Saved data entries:
_ _ _ _ _ _ _
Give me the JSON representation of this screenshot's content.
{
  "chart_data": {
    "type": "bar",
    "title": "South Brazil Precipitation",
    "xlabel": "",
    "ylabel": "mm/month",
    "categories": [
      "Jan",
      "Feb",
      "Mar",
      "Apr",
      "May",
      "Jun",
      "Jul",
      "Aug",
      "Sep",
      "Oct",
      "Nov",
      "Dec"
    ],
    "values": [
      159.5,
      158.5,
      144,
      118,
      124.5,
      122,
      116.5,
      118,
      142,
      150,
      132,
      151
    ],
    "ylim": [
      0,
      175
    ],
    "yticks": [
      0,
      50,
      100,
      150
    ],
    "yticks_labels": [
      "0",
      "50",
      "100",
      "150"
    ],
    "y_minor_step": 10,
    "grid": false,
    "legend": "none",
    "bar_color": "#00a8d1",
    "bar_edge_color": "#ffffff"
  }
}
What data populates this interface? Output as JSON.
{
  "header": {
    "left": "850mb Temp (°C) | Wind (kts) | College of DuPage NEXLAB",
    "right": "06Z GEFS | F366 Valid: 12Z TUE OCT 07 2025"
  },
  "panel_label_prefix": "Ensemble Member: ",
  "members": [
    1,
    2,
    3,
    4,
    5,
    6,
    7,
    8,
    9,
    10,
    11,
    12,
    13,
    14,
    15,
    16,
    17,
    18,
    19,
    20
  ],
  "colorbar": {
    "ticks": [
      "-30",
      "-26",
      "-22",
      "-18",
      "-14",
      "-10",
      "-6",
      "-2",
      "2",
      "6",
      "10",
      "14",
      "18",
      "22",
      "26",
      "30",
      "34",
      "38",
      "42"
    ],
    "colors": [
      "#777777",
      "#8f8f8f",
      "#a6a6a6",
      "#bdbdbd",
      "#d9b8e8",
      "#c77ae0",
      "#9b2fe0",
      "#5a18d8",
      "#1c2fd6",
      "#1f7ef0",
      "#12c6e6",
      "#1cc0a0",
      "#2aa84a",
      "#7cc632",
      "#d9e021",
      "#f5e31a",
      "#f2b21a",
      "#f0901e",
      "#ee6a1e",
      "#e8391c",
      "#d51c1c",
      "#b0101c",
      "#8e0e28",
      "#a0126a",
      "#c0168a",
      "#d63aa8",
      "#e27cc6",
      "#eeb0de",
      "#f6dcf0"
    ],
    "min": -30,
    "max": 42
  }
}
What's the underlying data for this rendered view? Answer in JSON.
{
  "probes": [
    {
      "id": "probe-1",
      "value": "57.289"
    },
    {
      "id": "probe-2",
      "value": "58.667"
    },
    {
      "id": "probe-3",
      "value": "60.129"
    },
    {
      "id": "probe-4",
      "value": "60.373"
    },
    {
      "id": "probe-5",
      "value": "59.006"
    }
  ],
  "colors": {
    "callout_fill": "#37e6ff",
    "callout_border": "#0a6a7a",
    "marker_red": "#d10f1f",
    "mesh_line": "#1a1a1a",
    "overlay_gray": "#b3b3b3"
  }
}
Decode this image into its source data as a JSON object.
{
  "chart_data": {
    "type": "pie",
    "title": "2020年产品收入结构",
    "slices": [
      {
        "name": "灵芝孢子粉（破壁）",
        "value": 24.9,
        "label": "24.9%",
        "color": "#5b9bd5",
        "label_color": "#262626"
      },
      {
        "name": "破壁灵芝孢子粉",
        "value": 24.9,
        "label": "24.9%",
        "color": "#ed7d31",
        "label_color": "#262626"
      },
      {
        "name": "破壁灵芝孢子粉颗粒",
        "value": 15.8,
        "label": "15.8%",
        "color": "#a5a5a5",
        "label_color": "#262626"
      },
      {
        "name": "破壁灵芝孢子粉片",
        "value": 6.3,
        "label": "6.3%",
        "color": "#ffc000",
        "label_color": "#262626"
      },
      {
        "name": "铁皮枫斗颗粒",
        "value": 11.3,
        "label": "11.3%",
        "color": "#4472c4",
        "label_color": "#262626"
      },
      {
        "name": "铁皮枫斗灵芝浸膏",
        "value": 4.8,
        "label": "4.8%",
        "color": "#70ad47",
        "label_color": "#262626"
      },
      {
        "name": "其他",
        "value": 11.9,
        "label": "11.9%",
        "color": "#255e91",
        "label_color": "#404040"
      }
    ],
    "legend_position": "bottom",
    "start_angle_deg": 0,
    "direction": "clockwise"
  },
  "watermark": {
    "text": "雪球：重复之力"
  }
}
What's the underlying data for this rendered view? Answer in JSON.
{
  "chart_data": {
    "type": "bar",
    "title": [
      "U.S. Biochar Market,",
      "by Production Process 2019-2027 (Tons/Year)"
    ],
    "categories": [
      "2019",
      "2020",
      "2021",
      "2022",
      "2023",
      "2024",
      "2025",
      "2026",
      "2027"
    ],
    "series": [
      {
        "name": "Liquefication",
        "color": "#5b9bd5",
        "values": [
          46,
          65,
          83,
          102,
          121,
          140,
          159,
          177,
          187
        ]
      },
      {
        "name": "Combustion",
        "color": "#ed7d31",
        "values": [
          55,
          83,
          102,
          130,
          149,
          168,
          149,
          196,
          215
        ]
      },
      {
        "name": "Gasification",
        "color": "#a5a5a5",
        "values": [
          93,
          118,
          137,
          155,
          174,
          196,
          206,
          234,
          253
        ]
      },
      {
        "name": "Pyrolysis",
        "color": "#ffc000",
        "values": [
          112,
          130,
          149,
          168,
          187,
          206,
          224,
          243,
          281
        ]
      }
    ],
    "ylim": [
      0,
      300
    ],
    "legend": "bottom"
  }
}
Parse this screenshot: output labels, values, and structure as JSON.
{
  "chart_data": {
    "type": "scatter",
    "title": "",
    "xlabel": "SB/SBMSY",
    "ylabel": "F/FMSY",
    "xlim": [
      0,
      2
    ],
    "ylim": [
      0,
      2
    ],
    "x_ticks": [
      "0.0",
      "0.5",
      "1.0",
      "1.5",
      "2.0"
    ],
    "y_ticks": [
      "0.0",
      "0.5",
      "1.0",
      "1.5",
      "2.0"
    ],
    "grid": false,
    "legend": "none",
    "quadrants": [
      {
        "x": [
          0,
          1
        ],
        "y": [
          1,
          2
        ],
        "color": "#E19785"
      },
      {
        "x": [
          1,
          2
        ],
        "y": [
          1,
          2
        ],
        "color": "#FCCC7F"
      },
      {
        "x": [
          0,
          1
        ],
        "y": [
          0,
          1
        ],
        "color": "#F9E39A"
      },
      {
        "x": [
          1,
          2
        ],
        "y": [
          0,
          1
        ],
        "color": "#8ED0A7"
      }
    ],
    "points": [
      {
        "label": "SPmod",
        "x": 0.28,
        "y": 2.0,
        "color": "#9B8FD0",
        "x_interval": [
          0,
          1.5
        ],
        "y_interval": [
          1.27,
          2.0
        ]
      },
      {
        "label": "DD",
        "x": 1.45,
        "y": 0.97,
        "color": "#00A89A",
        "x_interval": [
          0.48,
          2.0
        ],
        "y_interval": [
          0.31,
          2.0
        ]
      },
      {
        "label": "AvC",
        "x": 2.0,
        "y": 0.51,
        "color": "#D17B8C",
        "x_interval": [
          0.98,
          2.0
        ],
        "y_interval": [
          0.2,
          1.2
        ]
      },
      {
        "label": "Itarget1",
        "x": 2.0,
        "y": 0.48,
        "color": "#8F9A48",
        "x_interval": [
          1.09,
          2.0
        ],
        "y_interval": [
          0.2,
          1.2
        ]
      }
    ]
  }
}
_ _ _ _ _ _ _
→ WRITTEN EXERCISE
The records above should be repeated in full, exactly as given.

→ COMPLETE ANSWER
Give me the JSON representation of this screenshot's content.
{
  "chart_data": {
    "type": "bar",
    "title": "South Brazil Precipitation",
    "xlabel": "",
    "ylabel": "mm/month",
    "categories": [
      "Jan",
      "Feb",
      "Mar",
      "Apr",
      "May",
      "Jun",
      "Jul",
      "Aug",
      "Sep",
      "Oct",
      "Nov",
      "Dec"
    ],
    "values": [
      159.5,
      158.5,
      144,
      118,
      124.5,
      122,
      116.5,
      118,
      142,
      150,
      132,
      151
    ],
    "ylim": [
      0,
      175
    ],
    "yticks": [
      0,
      50,
      100,
      150
    ],
    "yticks_labels": [
      "0",
      "50",
      "100",
      "150"
    ],
    "y_minor_step": 10,
    "grid": false,
    "legend": "none",
    "bar_color": "#00a8d1",
    "bar_edge_color": "#ffffff"
  }
}
What data populates this interface? Output as JSON.
{
  "header": {
    "left": "850mb Temp (°C) | Wind (kts) | College of DuPage NEXLAB",
    "right": "06Z GEFS | F366 Valid: 12Z TUE OCT 07 2025"
  },
  "panel_label_prefix": "Ensemble Member: ",
  "members": [
    1,
    2,
    3,
    4,
    5,
    6,
    7,
    8,
    9,
    10,
    11,
    12,
    13,
    14,
    15,
    16,
    17,
    18,
    19,
    20
  ],
  "colorbar": {
    "ticks": [
      "-30",
      "-26",
      "-22",
      "-18",
      "-14",
      "-10",
      "-6",
      "-2",
      "2",
      "6",
      "10",
      "14",
      "18",
      "22",
      "26",
      "30",
      "34",
      "38",
      "42"
    ],
    "colors": [
      "#777777",
      "#8f8f8f",
      "#a6a6a6",
      "#bdbdbd",
      "#d9b8e8",
      "#c77ae0",
      "#9b2fe0",
      "#5a18d8",
      "#1c2fd6",
      "#1f7ef0",
      "#12c6e6",
      "#1cc0a0",
      "#2aa84a",
      "#7cc632",
      "#d9e021",
      "#f5e31a",
      "#f2b21a",
      "#f0901e",
      "#ee6a1e",
      "#e8391c",
      "#d51c1c",
      "#b0101c",
      "#8e0e28",
      "#a0126a",
      "#c0168a",
      "#d63aa8",
      "#e27cc6",
      "#eeb0de",
      "#f6dcf0"
    ],
    "min": -30,
    "max": 42
  }
}
What's the underlying data for this rendered view? Answer in JSON.
{
  "probes": [
    {
      "id": "probe-1",
      "value": "57.289"
    },
    {
      "id": "probe-2",
      "value": "58.667"
    },
    {
      "id": "probe-3",
      "value": "60.129"
    },
    {
      "id": "probe-4",
      "value": "60.373"
    },
    {
      "id": "probe-5",
      "value": "59.006"
    }
  ],
  "colors": {
    "callout_fill": "#37e6ff",
    "callout_border": "#0a6a7a",
    "marker_red": "#d10f1f",
    "mesh_line": "#1a1a1a",
    "overlay_gray": "#b3b3b3"
  }
}
Decode this image into its source data as a JSON object.
{
  "chart_data": {
    "type": "pie",
    "title": "2020年产品收入结构",
    "slices": [
      {
        "name": "灵芝孢子粉（破壁）",
        "value": 24.9,
        "label": "24.9%",
        "color": "#5b9bd5",
        "label_color": "#262626"
      },
      {
        "name": "破壁灵芝孢子粉",
        "value": 24.9,
        "label": "24.9%",
        "color": "#ed7d31",
        "label_color": "#262626"
      },
      {
        "name": "破壁灵芝孢子粉颗粒",
        "value": 15.8,
        "label": "15.8%",
        "color": "#a5a5a5",
        "label_color": "#262626"
      },
      {
        "name": "破壁灵芝孢子粉片",
        "value": 6.3,
        "label": "6.3%",
        "color": "#ffc000",
        "label_color": "#262626"
      },
      {
        "name": "铁皮枫斗颗粒",
        "value": 11.3,
        "label": "11.3%",
        "color": "#4472c4",
        "label_color": "#262626"
      },
      {
        "name": "铁皮枫斗灵芝浸膏",
        "value": 4.8,
        "label": "4.8%",
        "color": "#70ad47",
        "label_color": "#262626"
      },
      {
        "name": "其他",
        "value": 11.9,
        "label": "11.9%",
        "color": "#255e91",
        "label_color": "#404040"
      }
    ],
    "legend_position": "bottom",
    "start_angle_deg": 0,
    "direction": "clockwise"
  },
  "watermark": {
    "text": "雪球：重复之力"
  }
}
What's the underlying data for this rendered view? Answer in JSON.
{
  "chart_data": {
    "type": "bar",
    "title": [
      "U.S. Biochar Market,",
      "by Production Process 2019-2027 (Tons/Year)"
    ],
    "categories": [
      "2019",
      "2020",
      "2021",
      "2022",
      "2023",
      "2024",
      "2025",
      "2026",
      "2027"
    ],
    "series": [
      {
        "name": "Liquefication",
        "color": "#5b9bd5",
        "values": [
          46,
          65,
          83,
          102,
          121,
          140,
          159,
          177,
          187
        ]
      },
      {
        "name": "Combustion",
        "color": "#ed7d31",
        "values": [
          55,
          83,
          102,
          130,
          149,
          168,
          149,
          196,
          215
        ]
      },
      {
        "name": "Gasification",
        "color": "#a5a5a5",
        "values": [
          93,
          118,
          137,
          155,
          174,
          196,
          206,
          234,
          253
        ]
      },
      {
        "name": "Pyrolysis",
        "color": "#ffc000",
        "values": [
          112,
          130,
          149,
          168,
          187,
          206,
          224,
          243,
          281
        ]
      }
    ],
    "ylim": [
      0,
      300
    ],
    "legend": "bottom"
  }
}
Parse this screenshot: output labels, values, and structure as JSON.
{
  "chart_data": {
    "type": "scatter",
    "title": "",
    "xlabel": "SB/SBMSY",
    "ylabel": "F/FMSY",
    "xlim": [
      0,
      2
    ],
    "ylim": [
      0,
      2
    ],
    "x_ticks": [
      "0.0",
      "0.5",
      "1.0",
      "1.5",
      "2.0"
    ],
    "y_ticks": [
      "0.0",
      "0.5",
      "1.0",
      "1.5",
      "2.0"
    ],
    "grid": false,
    "legend": "none",
    "quadrants": [
      {
        "x": [
          0,
          1
        ],
        "y": [
          1,
          2
        ],
        "color": "#E19785"
      },
      {
        "x": [
          1,
          2
        ],
        "y": [
          1,
          2
        ],
        "color": "#FCCC7F"
      },
      {
        "x": [
          0,
          1
        ],
        "y": [
          0,
          1
        ],
        "color": "#F9E39A"
      },
      {
        "x": [
          1,
          2
        ],
        "y": [
          0,
          1
        ],
        "color": "#8ED0A7"
      }
    ],
    "points": [
      {
        "label": "SPmod",
        "x": 0.28,
        "y": 2.0,
        "color": "#9B8FD0",
        "x_interval": [
          0,
          1.5
        ],
        "y_interval": [
          1.27,
          2.0
        ]
      },
      {
        "label": "DD",
        "x": 1.45,
        "y": 0.97,
        "color": "#00A89A",
        "x_interval": [
          0.48,
          2.0
        ],
        "y_interval": [
          0.31,
          2.0
        ]
      },
      {
        "label": "AvC",
        "x": 2.0,
        "y": 0.51,
        "color": "#D17B8C",
        "x_interval": [
          0.98,
          2.0
        ],
        "y_interval": [
          0.2,
          1.2
        ]
      },
      {
        "label": "Itarget1",
        "x": 2.0,
        "y": 0.48,
        "color": "#8F9A48",
        "x_interval": [
          1.09,
          2.0
        ],
        "y_interval": [
          0.2,
          1.2
        ]
      }
    ]
  }
}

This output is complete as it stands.